## Extracted records
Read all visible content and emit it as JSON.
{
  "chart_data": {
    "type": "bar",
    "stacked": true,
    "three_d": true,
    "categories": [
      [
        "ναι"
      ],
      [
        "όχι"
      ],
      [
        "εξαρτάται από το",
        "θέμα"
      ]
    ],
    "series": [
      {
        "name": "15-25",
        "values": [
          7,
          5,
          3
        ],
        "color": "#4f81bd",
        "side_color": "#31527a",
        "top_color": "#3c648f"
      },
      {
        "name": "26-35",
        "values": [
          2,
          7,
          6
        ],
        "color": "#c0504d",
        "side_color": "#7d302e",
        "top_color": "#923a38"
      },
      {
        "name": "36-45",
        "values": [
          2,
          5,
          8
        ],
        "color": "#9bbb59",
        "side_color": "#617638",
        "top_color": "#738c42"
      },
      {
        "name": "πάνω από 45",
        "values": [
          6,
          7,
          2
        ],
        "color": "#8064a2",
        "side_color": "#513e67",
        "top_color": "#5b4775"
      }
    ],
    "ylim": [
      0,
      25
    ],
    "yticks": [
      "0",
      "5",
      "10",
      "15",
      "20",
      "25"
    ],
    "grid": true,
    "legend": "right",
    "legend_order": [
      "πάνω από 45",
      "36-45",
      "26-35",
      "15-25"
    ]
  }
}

## Stated exercise
Transcribe every entry exactly.

## Solution to this problem
Read all visible content and emit it as JSON.
{
  "chart_data": {
    "type": "bar",
    "stacked": true,
    "three_d": true,
    "categories": [
      [
        "ναι"
      ],
      [
        "όχι"
      ],
      [
        "εξαρτάται από το",
        "θέμα"
      ]
    ],
    "series": [
      {
        "name": "15-25",
        "values": [
          7,
          5,
          3
        ],
        "color": "#4f81bd",
        "side_color": "#31527a",
        "top_color": "#3c648f"
      },
      {
        "name": "26-35",
        "values": [
          2,
          7,
          6
        ],
        "color": "#c0504d",
        "side_color": "#7d302e",
        "top_color": "#923a38"
      },
      {
        "name": "36-45",
        "values": [
          2,
          5,
          8
        ],
        "color": "#9bbb59",
        "side_color": "#617638",
        "top_color": "#738c42"
      },
      {
        "name": "πάνω από 45",
        "values": [
          6,
          7,
          2
        ],
        "color": "#8064a2",
        "side_color": "#513e67",
        "top_color": "#5b4775"
      }
    ],
    "ylim": [
      0,
      25
    ],
    "yticks": [
      "0",
      "5",
      "10",
      "15",
      "20",
      "25"
    ],
    "grid": true,
    "legend": "right",
    "legend_order": [
      "πάνω από 45",
      "36-45",
      "26-35",
      "15-25"
    ]
  }
}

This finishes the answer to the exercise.